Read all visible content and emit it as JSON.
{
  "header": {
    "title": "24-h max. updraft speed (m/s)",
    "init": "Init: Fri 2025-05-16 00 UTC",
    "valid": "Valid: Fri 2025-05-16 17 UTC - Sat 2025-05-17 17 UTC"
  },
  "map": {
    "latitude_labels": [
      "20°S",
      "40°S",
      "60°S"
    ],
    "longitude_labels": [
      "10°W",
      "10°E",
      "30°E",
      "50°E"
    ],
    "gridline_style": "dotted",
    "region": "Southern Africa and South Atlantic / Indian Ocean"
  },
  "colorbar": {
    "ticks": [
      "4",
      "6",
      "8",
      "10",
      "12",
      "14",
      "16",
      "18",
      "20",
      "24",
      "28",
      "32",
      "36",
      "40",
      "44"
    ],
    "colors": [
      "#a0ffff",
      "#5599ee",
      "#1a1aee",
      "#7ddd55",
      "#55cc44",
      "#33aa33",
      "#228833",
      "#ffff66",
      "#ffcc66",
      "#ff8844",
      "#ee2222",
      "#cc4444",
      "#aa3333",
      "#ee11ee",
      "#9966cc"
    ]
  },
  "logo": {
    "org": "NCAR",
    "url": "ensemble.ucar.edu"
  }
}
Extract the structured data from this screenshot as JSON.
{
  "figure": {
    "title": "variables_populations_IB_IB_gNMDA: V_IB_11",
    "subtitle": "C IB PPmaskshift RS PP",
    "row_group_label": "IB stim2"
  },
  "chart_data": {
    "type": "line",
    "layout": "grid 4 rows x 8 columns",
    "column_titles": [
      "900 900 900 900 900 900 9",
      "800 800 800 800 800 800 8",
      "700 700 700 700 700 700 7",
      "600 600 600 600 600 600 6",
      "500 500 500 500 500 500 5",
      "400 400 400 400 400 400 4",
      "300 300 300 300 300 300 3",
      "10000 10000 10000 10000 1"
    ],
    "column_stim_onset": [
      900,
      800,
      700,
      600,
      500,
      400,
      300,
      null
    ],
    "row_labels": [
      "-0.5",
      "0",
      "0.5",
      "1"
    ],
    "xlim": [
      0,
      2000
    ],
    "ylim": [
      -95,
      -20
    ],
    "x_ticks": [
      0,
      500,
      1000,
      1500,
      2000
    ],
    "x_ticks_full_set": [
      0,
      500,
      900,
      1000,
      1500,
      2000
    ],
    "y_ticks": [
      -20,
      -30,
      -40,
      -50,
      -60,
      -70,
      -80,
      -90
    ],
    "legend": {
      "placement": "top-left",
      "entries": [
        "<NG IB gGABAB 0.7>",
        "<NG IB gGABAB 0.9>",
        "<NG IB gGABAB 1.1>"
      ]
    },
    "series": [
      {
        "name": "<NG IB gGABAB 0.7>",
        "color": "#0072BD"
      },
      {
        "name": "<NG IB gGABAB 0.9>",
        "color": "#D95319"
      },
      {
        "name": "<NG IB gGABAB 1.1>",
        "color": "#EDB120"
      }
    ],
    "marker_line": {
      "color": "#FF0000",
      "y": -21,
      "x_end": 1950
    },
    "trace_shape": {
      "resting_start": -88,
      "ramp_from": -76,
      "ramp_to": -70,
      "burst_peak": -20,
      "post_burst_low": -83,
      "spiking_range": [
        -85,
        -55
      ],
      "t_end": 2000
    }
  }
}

_ _ _

| EXERCISE DESCRIPTION |
Return every line containing "gGABAB".

| TASK SOLUTION |
        "<NG IB gGABAB 0.7>",
        "<NG IB gGABAB 0.9>",
        "<NG IB gGABAB 1.1>"
        "name": "<NG IB gGABAB 0.7>",
        "name": "<NG IB gGABAB 0.9>",
        "name": "<NG IB gGABAB 1.1>",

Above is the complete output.